#### Problem requirements
Go through the lines below. Copy those with "Cycle".
--- start of Source records ---
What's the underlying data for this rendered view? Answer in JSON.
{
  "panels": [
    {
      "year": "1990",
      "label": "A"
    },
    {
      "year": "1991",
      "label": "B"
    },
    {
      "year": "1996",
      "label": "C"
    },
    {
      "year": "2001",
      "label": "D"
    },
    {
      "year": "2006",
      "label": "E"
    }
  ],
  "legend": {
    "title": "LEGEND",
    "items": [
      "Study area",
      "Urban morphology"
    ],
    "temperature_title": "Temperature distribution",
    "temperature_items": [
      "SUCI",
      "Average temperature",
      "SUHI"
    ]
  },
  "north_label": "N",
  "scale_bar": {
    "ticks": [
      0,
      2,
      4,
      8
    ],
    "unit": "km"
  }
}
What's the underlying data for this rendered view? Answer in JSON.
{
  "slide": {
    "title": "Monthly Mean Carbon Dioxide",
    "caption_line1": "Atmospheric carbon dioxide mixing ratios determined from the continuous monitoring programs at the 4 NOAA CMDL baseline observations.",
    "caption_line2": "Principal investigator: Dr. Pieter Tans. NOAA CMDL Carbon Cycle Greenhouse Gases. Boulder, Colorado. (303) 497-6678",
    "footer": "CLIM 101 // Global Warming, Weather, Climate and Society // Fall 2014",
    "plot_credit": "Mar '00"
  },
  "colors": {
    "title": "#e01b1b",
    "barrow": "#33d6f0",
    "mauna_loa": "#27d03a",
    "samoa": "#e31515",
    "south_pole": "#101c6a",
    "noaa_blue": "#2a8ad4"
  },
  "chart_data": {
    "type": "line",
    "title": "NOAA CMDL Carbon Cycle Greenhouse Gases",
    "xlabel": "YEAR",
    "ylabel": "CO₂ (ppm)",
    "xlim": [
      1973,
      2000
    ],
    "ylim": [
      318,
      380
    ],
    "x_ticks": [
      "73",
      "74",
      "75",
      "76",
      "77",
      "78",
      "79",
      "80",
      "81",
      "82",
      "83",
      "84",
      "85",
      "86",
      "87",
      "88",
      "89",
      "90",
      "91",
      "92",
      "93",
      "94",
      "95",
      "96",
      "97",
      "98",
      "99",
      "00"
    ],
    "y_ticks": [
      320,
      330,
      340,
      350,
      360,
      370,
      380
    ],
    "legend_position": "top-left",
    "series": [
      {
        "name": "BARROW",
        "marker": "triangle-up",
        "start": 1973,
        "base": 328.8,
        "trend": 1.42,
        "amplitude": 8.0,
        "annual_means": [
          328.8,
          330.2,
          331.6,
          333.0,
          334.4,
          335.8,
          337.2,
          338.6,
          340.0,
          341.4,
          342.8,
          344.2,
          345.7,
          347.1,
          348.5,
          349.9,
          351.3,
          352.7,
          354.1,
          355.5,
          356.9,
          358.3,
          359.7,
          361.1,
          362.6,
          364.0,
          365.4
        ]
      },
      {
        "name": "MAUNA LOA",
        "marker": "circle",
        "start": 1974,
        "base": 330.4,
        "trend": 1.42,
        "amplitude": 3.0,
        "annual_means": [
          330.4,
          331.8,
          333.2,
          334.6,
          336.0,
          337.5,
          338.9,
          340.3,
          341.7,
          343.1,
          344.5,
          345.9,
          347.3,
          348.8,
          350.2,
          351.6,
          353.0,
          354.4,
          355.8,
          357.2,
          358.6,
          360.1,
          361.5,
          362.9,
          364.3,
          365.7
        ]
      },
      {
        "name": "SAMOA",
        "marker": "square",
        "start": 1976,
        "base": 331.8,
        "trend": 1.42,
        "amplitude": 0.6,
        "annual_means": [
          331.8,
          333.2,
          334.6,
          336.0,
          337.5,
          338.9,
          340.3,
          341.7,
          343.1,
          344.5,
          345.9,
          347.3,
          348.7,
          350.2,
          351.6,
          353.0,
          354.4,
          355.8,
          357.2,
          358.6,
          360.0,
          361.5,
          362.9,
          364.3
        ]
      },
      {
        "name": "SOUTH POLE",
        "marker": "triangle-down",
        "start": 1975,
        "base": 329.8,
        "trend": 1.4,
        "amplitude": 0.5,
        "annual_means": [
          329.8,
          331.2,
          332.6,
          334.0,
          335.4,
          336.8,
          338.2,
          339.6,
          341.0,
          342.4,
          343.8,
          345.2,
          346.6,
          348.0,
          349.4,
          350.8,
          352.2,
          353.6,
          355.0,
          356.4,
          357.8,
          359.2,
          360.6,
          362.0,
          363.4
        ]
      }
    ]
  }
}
--- end of Source records ---
#### Result
    "caption_line2": "Principal investigator: Dr. Pieter Tans. NOAA CMDL Carbon Cycle Greenhouse Gases. Boulder, Colorado. (303) 497-6678",
    "title": "NOAA CMDL Carbon Cycle Greenhouse Gases",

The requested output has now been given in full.